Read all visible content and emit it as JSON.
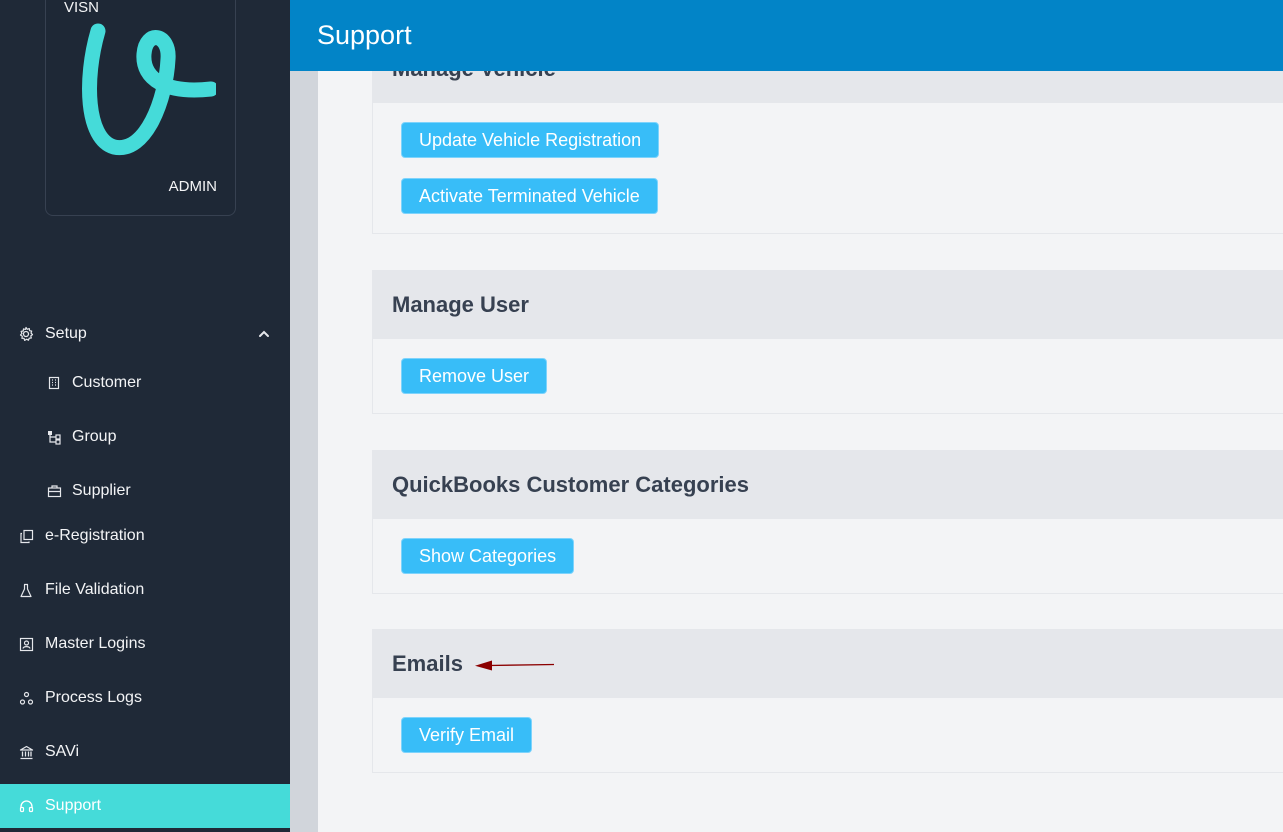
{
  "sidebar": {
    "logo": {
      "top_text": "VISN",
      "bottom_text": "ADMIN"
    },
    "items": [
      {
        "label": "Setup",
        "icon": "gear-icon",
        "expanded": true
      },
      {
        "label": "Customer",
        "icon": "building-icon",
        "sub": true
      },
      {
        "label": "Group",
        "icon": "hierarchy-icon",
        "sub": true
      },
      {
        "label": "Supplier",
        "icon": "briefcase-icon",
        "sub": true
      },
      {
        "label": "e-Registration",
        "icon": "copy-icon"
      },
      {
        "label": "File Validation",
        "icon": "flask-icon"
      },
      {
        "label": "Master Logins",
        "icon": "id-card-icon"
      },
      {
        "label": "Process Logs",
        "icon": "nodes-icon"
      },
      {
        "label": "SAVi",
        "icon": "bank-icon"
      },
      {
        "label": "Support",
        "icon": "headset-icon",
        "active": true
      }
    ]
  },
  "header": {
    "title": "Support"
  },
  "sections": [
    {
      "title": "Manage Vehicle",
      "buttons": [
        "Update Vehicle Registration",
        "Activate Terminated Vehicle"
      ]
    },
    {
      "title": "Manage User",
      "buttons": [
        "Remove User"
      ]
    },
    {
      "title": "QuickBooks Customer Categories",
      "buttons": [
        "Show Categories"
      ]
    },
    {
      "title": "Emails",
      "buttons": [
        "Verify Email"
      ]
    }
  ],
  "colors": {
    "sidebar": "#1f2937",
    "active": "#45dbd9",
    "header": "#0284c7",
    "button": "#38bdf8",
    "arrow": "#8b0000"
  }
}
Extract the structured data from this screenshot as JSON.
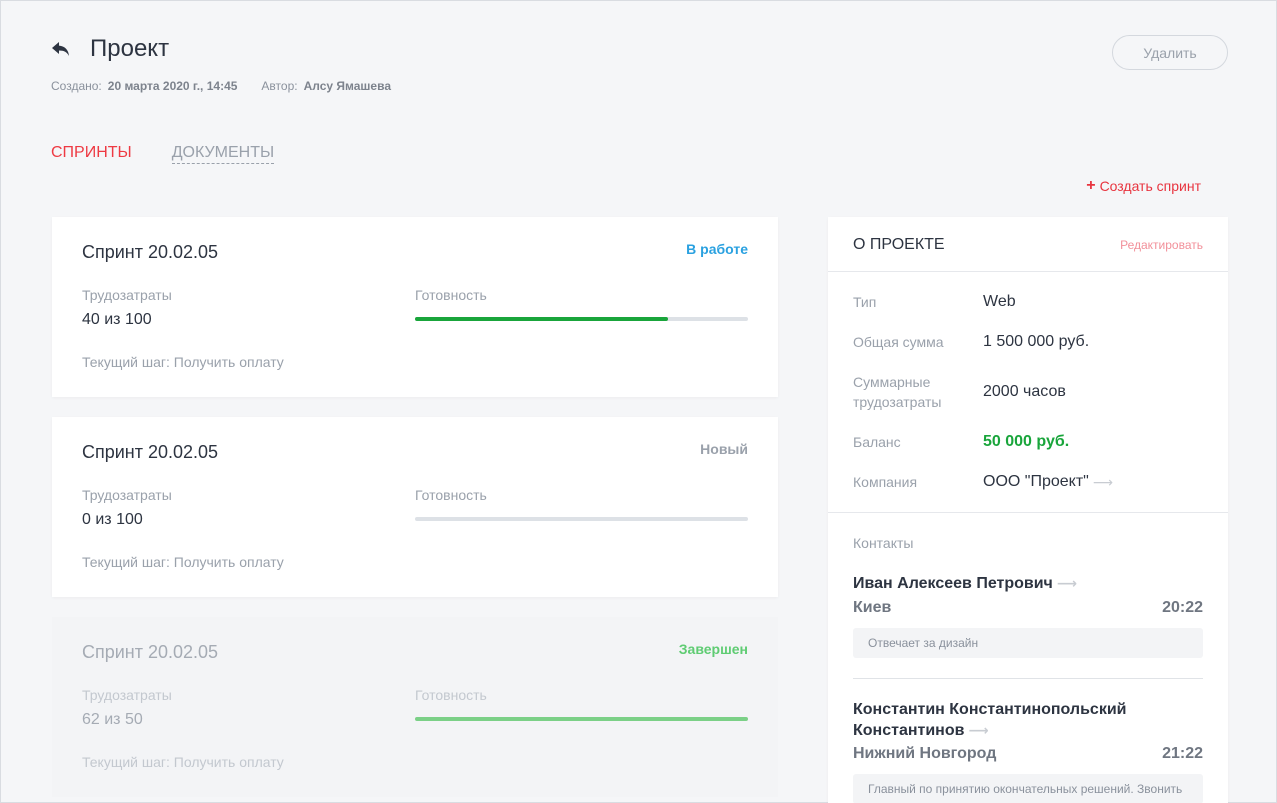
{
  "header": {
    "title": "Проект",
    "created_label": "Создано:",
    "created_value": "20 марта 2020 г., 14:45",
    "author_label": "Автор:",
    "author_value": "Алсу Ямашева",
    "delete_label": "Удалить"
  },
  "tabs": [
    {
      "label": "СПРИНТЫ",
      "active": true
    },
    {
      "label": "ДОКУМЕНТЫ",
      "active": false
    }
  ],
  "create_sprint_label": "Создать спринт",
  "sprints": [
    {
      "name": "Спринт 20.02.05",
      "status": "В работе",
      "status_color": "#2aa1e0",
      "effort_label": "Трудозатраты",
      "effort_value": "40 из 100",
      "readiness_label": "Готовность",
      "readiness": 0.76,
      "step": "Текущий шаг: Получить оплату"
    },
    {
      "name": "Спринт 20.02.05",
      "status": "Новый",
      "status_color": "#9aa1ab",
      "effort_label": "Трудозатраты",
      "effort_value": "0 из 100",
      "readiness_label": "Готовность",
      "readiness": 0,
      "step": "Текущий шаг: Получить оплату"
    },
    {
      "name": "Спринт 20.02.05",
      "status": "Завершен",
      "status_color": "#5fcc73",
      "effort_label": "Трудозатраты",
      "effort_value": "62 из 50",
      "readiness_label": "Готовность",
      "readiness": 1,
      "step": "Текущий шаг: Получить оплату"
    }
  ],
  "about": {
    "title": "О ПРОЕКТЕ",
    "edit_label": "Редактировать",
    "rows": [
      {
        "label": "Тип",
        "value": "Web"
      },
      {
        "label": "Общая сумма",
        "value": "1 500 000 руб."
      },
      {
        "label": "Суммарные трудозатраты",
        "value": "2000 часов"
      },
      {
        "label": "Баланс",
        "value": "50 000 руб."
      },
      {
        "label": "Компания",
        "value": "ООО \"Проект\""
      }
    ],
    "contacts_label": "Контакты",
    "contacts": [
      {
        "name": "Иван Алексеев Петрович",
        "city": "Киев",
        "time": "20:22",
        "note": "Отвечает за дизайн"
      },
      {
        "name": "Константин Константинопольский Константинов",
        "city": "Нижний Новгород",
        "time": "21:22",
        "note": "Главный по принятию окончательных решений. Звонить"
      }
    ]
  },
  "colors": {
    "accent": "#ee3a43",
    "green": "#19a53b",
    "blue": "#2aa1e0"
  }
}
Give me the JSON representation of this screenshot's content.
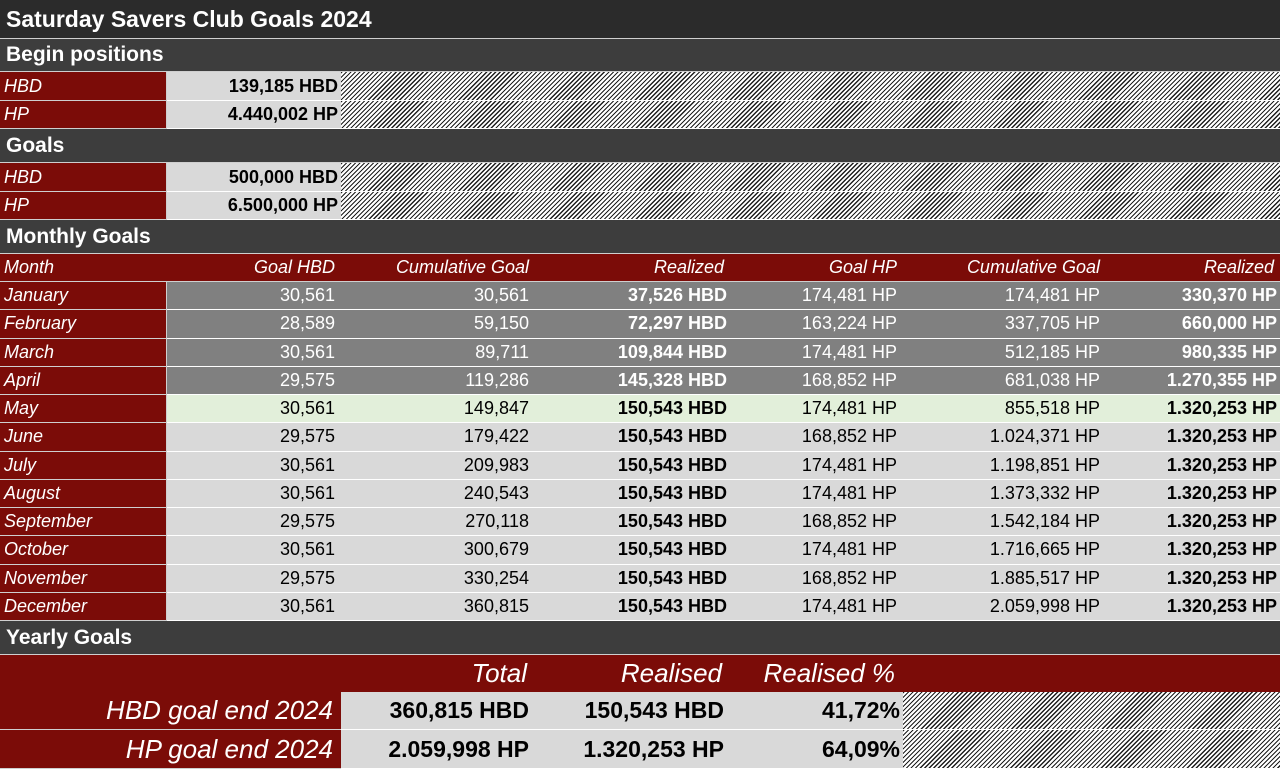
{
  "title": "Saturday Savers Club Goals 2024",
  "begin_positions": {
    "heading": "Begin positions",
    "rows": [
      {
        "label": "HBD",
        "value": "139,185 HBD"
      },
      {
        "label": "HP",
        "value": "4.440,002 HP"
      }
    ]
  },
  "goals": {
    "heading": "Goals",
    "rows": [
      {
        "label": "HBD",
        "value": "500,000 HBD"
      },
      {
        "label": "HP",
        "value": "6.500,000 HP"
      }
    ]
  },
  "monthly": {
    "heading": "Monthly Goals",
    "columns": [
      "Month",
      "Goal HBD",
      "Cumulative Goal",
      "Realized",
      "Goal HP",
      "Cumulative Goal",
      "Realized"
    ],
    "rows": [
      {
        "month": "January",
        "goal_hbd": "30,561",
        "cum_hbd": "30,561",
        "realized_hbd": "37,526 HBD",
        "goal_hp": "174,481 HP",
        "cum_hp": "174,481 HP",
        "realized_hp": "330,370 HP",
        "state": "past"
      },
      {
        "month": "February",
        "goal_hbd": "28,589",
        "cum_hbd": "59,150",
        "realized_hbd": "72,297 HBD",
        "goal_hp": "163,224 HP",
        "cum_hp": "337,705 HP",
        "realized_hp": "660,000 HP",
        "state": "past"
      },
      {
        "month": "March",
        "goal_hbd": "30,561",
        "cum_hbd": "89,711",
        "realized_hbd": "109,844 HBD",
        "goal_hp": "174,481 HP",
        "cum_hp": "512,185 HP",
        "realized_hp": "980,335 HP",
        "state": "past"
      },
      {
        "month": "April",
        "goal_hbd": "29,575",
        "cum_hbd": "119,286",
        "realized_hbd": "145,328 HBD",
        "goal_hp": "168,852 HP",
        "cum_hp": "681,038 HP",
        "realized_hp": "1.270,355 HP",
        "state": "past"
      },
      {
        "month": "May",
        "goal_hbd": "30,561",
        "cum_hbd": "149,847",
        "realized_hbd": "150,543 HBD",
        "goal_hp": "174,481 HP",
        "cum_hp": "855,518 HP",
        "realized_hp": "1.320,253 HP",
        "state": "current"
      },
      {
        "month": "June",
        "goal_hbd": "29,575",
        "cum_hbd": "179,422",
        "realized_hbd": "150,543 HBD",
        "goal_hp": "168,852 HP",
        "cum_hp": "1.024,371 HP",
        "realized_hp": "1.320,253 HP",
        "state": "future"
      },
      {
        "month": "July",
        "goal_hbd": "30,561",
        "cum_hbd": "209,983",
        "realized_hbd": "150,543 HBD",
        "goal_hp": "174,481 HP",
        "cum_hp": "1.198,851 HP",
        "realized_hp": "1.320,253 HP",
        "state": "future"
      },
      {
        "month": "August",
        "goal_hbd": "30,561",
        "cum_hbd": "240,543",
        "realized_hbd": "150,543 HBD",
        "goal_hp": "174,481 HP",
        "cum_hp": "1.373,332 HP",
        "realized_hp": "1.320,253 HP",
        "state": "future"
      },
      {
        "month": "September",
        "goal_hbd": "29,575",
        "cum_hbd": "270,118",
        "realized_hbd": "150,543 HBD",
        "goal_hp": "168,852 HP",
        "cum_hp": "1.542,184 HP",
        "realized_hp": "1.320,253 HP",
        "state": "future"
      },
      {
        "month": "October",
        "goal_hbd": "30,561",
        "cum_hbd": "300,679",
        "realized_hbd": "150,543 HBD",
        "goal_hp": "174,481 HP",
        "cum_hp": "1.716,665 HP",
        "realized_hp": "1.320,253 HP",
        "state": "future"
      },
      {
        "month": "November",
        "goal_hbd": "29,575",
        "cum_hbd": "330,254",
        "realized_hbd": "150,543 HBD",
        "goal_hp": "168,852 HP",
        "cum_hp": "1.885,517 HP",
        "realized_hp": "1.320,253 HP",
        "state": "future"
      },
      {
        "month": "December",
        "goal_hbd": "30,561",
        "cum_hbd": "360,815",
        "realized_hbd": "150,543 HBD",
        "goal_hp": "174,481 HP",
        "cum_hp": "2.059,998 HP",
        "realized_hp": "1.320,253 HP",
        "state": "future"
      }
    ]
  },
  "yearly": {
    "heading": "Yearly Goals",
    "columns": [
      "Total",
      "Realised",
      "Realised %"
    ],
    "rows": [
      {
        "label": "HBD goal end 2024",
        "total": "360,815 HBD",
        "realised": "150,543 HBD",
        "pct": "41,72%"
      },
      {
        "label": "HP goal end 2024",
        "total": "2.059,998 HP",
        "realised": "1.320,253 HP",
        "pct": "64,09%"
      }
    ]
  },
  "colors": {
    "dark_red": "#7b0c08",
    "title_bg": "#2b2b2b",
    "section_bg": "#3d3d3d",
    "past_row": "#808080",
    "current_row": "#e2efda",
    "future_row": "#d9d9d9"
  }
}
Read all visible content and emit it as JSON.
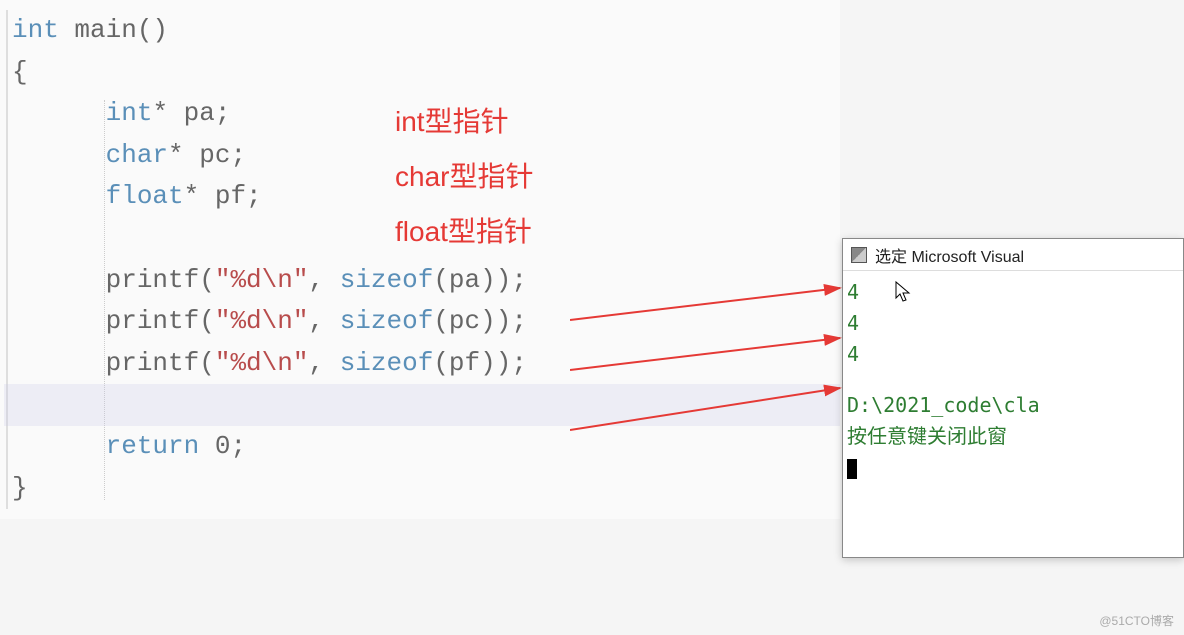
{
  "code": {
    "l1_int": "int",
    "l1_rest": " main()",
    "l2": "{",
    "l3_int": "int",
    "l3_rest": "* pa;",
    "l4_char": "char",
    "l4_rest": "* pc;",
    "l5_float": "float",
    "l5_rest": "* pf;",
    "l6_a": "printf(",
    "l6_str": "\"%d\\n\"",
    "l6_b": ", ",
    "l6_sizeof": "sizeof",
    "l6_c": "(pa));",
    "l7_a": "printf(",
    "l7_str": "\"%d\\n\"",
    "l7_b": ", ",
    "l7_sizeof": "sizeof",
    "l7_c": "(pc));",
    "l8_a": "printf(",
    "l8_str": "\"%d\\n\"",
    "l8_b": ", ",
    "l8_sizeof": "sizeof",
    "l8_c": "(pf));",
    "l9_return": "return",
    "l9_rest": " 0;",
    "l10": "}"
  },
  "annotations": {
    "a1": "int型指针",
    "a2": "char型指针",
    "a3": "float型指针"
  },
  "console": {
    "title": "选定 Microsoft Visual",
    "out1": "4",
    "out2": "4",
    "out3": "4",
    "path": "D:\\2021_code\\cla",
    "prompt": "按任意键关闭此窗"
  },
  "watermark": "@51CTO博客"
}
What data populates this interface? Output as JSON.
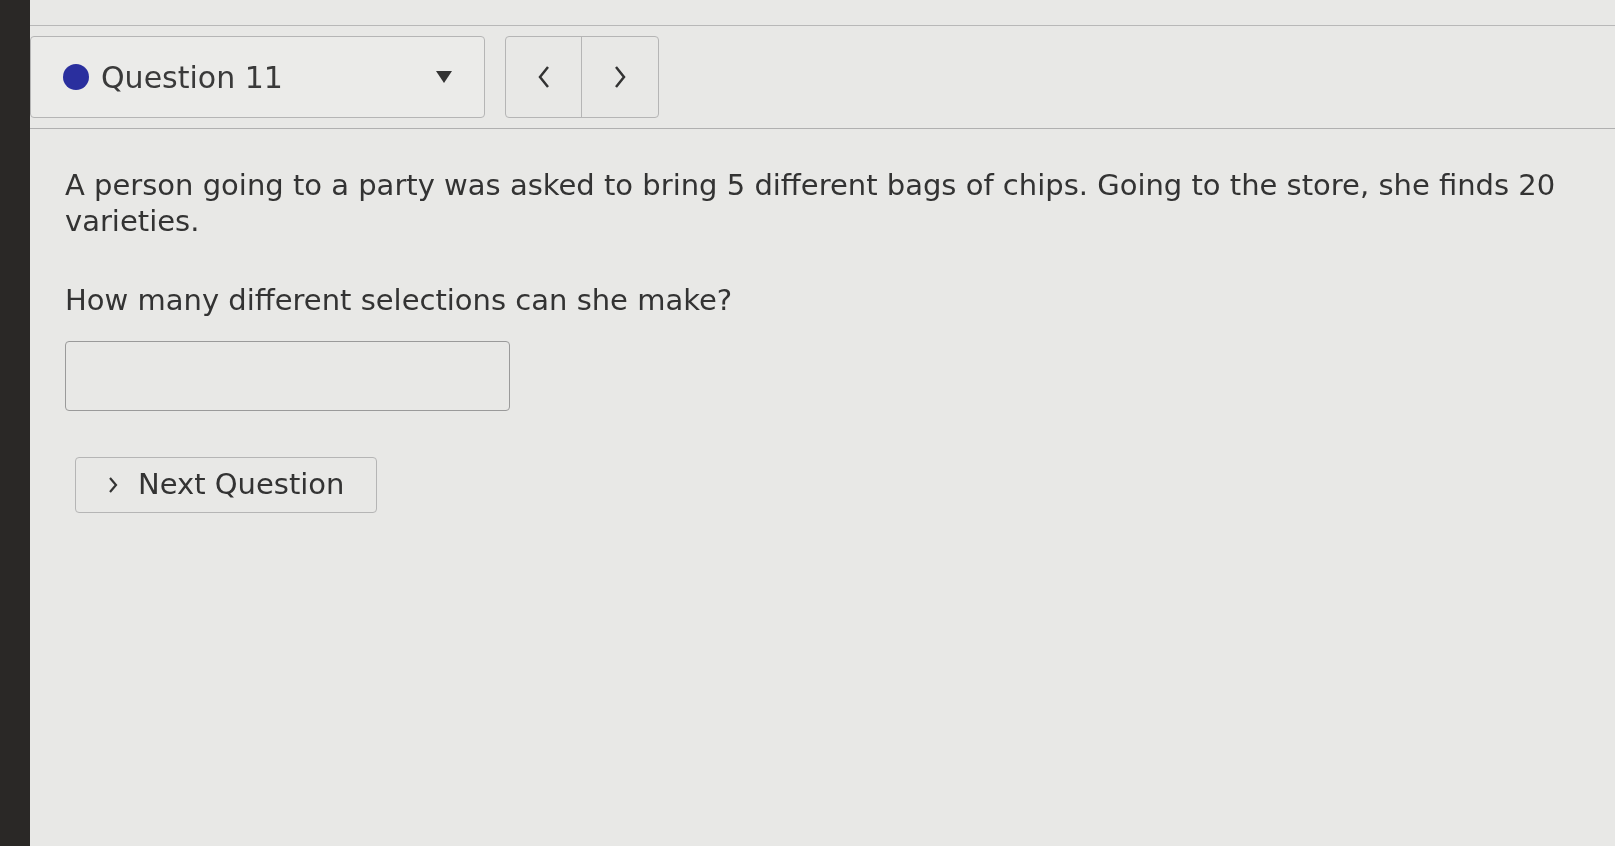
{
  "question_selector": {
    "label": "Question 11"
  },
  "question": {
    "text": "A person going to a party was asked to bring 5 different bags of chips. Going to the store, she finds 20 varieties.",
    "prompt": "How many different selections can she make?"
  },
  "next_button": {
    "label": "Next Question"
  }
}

━━━━━━━━━━

## Directive
Copy each line containing the word "active" from the data.

## Answer to this exercise
        "active": true
    "active": "#45dbd9",
      "active": true
      "active": false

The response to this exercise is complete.